→ SUPPLIED MATERIAL:
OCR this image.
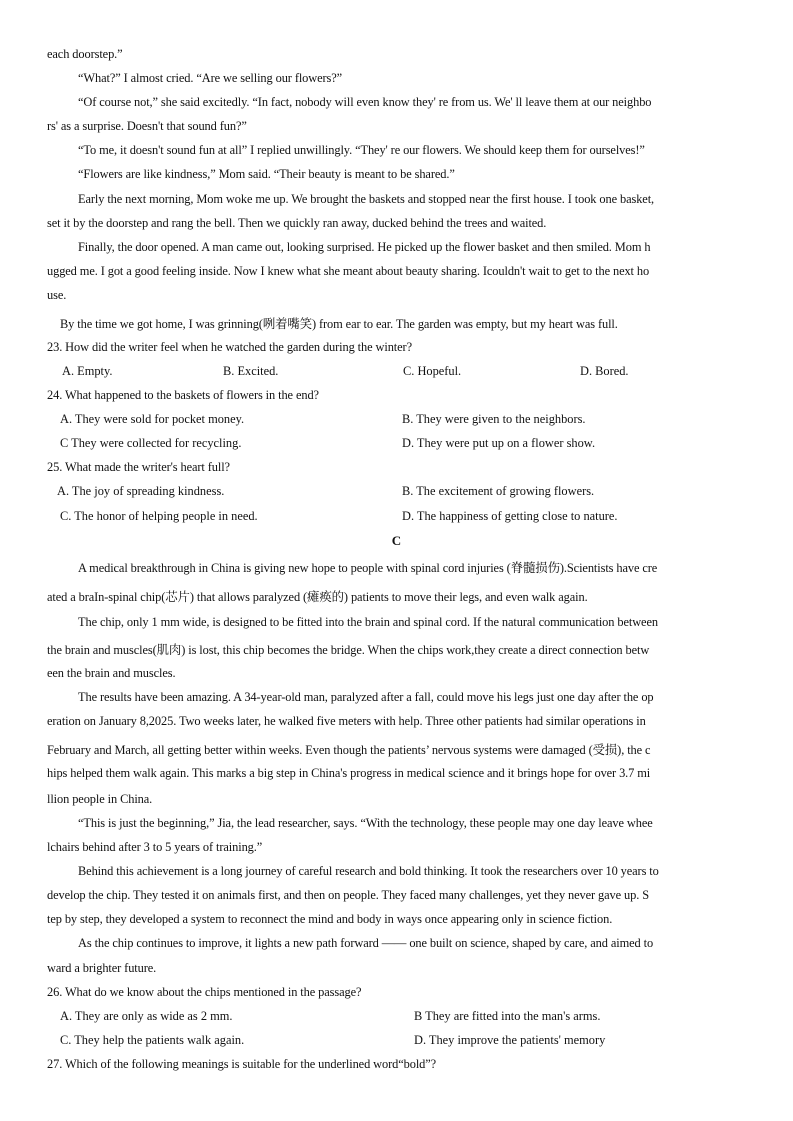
each doorstep.”
“What?” I almost cried. “Are we selling our flowers?”
“Of course not,” she said excitedly. “In fact, nobody will even know they' re from us. We' ll leave them at our neighbo
rs' as a surprise. Doesn't that sound fun?”
“To me, it doesn't sound fun at all” I replied unwillingly. “They' re our flowers. We should keep them for ourselves!”
“Flowers are like kindness,” Mom said. “Their beauty is meant to be shared.”
Early the next morning, Mom woke me up. We brought the baskets and stopped near the first house. I took one basket,
set it by the doorstep and rang the bell. Then we quickly ran away, ducked behind the trees and waited.
Finally, the door opened. A man came out, looking surprised. He picked up the flower basket and then smiled. Mom h
ugged me. I got a good feeling inside. Now I knew what she meant about beauty sharing. Icouldn't wait to get to the next ho
use.
By the time we got home, I was grinning(咧着嘴笑) from ear to ear. The garden was empty, but my heart was full.
23. How did the writer feel when he watched the garden during the winter?
A. Empty.	B. Excited.	C. Hopeful.	D. Bored.
24. What happened to the baskets of flowers in the end?
A. They were sold for pocket money.	B. They were given to the neighbors.
C They were collected for recycling.	D. They were put up on a flower show.
25. What made the writer's heart full?
A. The joy of spreading kindness.	B. The excitement of growing flowers.
C. The honor of helping people in need.	D. The happiness of getting close to nature.
C
A medical breakthrough in China is giving new hope to people with spinal cord injuries (脊髓损伤).Scientists have cre
ated a braIn-spinal chip(芯片) that allows paralyzed (瘫痪的) patients to move their legs, and even walk again.
The chip, only 1 mm wide, is designed to be fitted into the brain and spinal cord. If the natural communication between
the brain and muscles(肌肉) is lost, this chip becomes the bridge. When the chips work,they create a direct connection betw
een the brain and muscles.
The results have been amazing. A 34-year-old man, paralyzed after a fall, could move his legs just one day after the op
eration on January 8,2025. Two weeks later, he walked five meters with help. Three other patients had similar operations in
February and March, all getting better within weeks. Even though the patients’ nervous systems were damaged (受损), the c
hips helped them walk again. This marks a big step in China's progress in medical science and it brings hope for over 3.7 mi
llion people in China.
“This is just the beginning,” Jia, the lead researcher, says. “With the technology, these people may one day leave whee
lchairs behind after 3 to 5 years of training.”
Behind this achievement is a long journey of careful research and bold thinking. It took the researchers over 10 years to
develop the chip. They tested it on animals first, and then on people. They faced many challenges, yet they never gave up. S
tep by step, they developed a system to reconnect the mind and body in ways once appearing only in science fiction.
As the chip continues to improve, it lights a new path forward —— one built on science, shaped by care, and aimed to
ward a brighter future.
26. What do we know about the chips mentioned in the passage?
A. They are only as wide as 2 mm.	B They are fitted into the man's arms.
C. They help the patients walk again.	D. They improve the patients' memory
27. Which of the following meanings is suitable for the underlined word“bold”?
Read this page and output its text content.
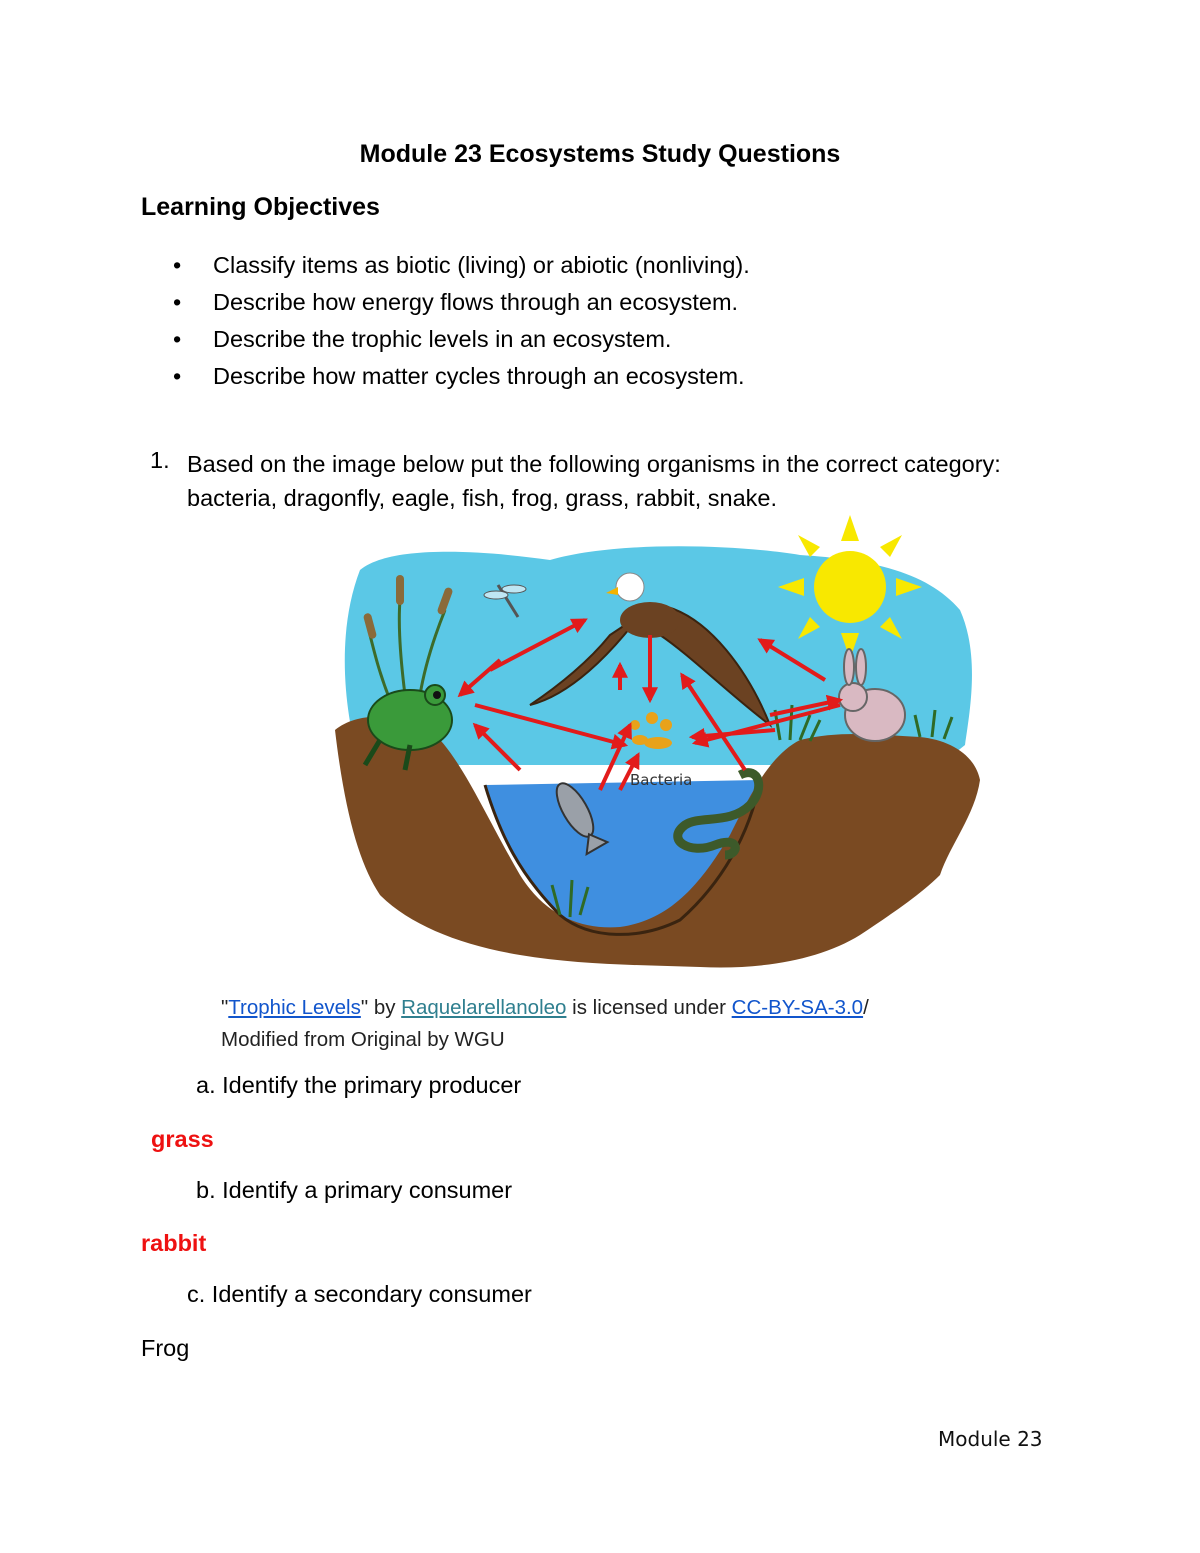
Module 23 Ecosystems Study Questions
Learning Objectives
• Classify items as biotic (living) or abiotic (nonliving).
• Describe how energy flows through an ecosystem.
• Describe the trophic levels in an ecosystem.
• Describe how matter cycles through an ecosystem.
1. Based on the image below put the following organisms in the correct category: bacteria, dragonfly, eagle, fish, frog, grass, rabbit, snake.
Bacteria
"Trophic Levels" by Raquelarellanoleo is licensed under CC-BY-SA-3.0/
Modified from Original by WGU
a. Identify the primary producer
grass
b. Identify a primary consumer
rabbit
c. Identify a secondary consumer
Frog
Module 23
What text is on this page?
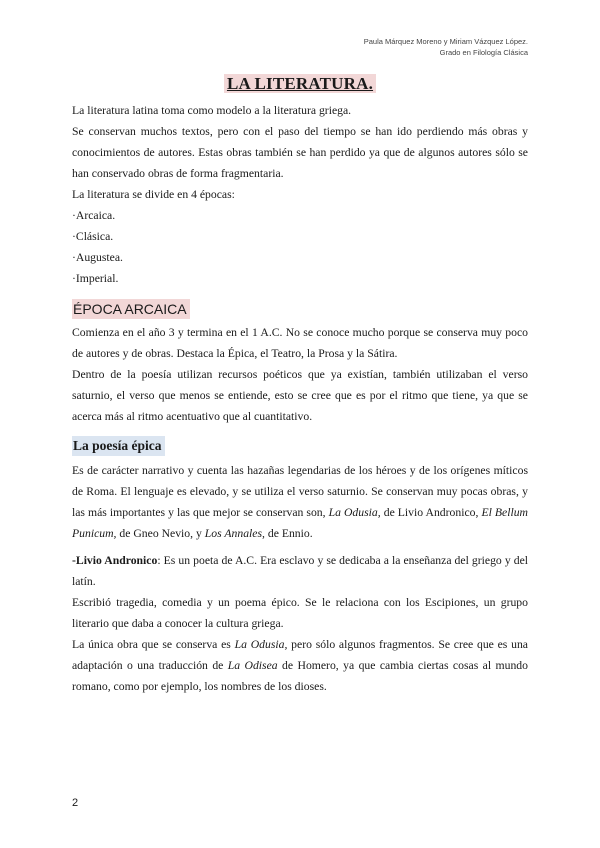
Paula Márquez Moreno y Miriam Vázquez López.
Grado en Filología Clásica
LA LITERATURA.

La literatura latina toma como modelo a la literatura griega.

Se conservan muchos textos, pero con el paso del tiempo se han ido perdiendo más obras y conocimientos de autores. Estas obras también se han perdido ya que de algunos autores sólo se han conservado obras de forma fragmentaria.

La literatura se divide en 4 épocas:

·Arcaica.

·Clásica.

·Augustea.

·Imperial.

ÉPOCA ARCAICA

Comienza en el año 3 y termina en el 1 A.C. No se conoce mucho porque se conserva muy poco de autores y de obras. Destaca la Épica, el Teatro, la Prosa y la Sátira.

Dentro de la poesía utilizan recursos poéticos que ya existían, también utilizaban el verso saturnio, el verso que menos se entiende, esto se cree que es por el ritmo que tiene, ya que se acerca más al ritmo acentuativo que al cuantitativo.

La poesía épica

Es de carácter narrativo y cuenta las hazañas legendarias de los héroes y de los orígenes míticos de Roma. El lenguaje es elevado, y se utiliza el verso saturnio. Se conservan muy pocas obras, y las más importantes y las que mejor se conservan son, La Odusia, de Livio Andronico, El Bellum Punicum, de Gneo Nevio, y Los Annales, de Ennio.

-Livio Andronico: Es un poeta de A.C. Era esclavo y se dedicaba a la enseñanza del griego y del latín.

Escribió tragedia, comedia y un poema épico. Se le relaciona con los Escipiones, un grupo literario que daba a conocer la cultura griega.

La única obra que se conserva es La Odusia, pero sólo algunos fragmentos. Se cree que es una adaptación o una traducción de La Odisea de Homero, ya que cambia ciertas cosas al mundo romano, como por ejemplo, los nombres de los dioses.

2
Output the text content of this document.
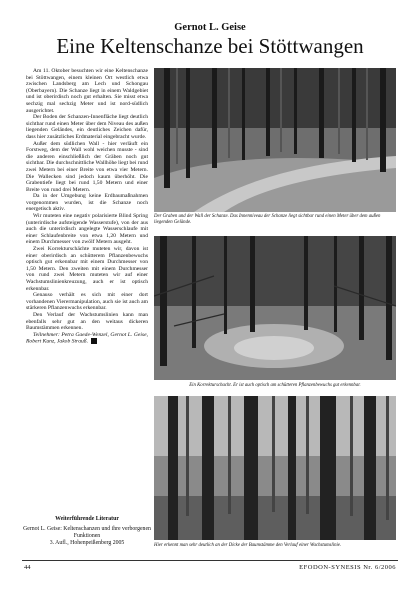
Gernot L. Geise
Eine Keltenschanze bei Stöttwangen

Am 11. Oktober besuchten wir eine Keltenschanze bei Stöttwangen, einem kleinen Ort westlich etwa zwischen Landsberg am Lech und Schongau (Oberbayern). Die Schanze liegt in einem Waldgebiet und ist oberirdisch noch gut erhalten. Sie misst etwa sechzig mal sechzig Meter und ist nord-südlich ausgerichtet.

Der Boden der Schanzen-Innenfläche liegt deutlich sichtbar rund einen Meter über dem Niveau des außen liegenden Geländes, ein deutliches Zeichen dafür, dass hier zusätzliches Erdmaterial eingebracht wurde.

Außer dem südlichen Wall - hier verläuft ein Forstweg, dem der Wall wohl weichen musste - sind die anderen einschließlich der Gräben noch gut sichtbar. Die durchschnittliche Wallhöhe liegt bei rund zwei Metern bei einer Breite von etwa vier Metern. Die Wallecken sind jedoch kaum überhöht. Die Grabentiefe liegt bei rund 1,50 Metern und einer Breite von rund drei Metern.

Da in der Umgebung keine Erdbaumaßnahmen vorgenommen wurden, ist die Schanze noch energetisch aktiv.

Wir muteten eine negativ polarisierte Blind Spring (unterirdische aufsteigende Wasserstufe), von der aus auch die unterirdisch angelegte Wasserschlaufe mit einer Schlaufenbreite von etwa 1,20 Metern und einem Durchmesser von zwölf Metern ausgeht.

Zwei Korrekturschächte muteten wir, davon ist einer oberirdisch an schütterem Pflanzenbewuchs optisch gut erkennbar mit einem Durchmesser von 1,50 Metern. Den zweiten mit einem Durchmesser von rund zwei Metern muteten wir auf einer Wachstumslinienkreuzung, auch er ist optisch erkennbar.

Genauso verhält es sich mit einer dort vorhandenen Vierermanipulation, auch sie ist auch am stärkeren Pflanzenwuchs erkennbar.

Den Verlauf der Wachstumslinien kann man ebenfalls sehr gut an den weitaus dickeren Baumstämmen erkennen.

Teilnehmer: Petra Gaede-Wenzel, Gernot L. Geise, Robert Kunz, Jakob Strauß.

Weiterführende Literatur

Gernot L. Geise: Keltenschanzen und ihre verborgenen Funktionen

3. Aufl., Hohenpeißenberg 2005

Der Graben und der Wall der Schanze. Das Innenniveau der Schanze liegt sichtbar rund einen Meter über dem außen liegenden Gelände.
Ein Korrekturschacht. Er ist auch optisch am schütteren Pflanzenbewuchs gut erkennbar.
Hier erkennt man sehr deutlich an der Dicke der Baumstämme den Verlauf einer Wachstumslinie.
44	EFODON-SYNESIS Nr. 6/2006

→ WHAT TO PRODUCE: The word "auch" appears in some of the lines above. Copy those lines.

→ OUTPUT:
Wir muteten eine negativ polarisierte Blind Spring (unterirdische aufsteigende Wasserstufe), von der aus auch die unterirdisch angelegte Wasserschlaufe mit einer Schlaufenbreite von etwa 1,20 Metern und einem Durchmesser von zwölf Metern ausgeht.
Zwei Korrekturschächte muteten wir, davon ist einer oberirdisch an schütterem Pflanzenbewuchs optisch gut erkennbar mit einem Durchmesser von 1,50 Metern. Den zweiten mit einem Durchmesser von rund zwei Metern muteten wir auf einer Wachstumslinienkreuzung, auch er ist optisch erkennbar.
Genauso verhält es sich mit einer dort vorhandenen Vierermanipulation, auch sie ist auch am stärkeren Pflanzenwuchs erkennbar.
Ein Korrekturschacht. Er ist auch optisch am schütteren Pflanzenbewuchs gut erkennbar.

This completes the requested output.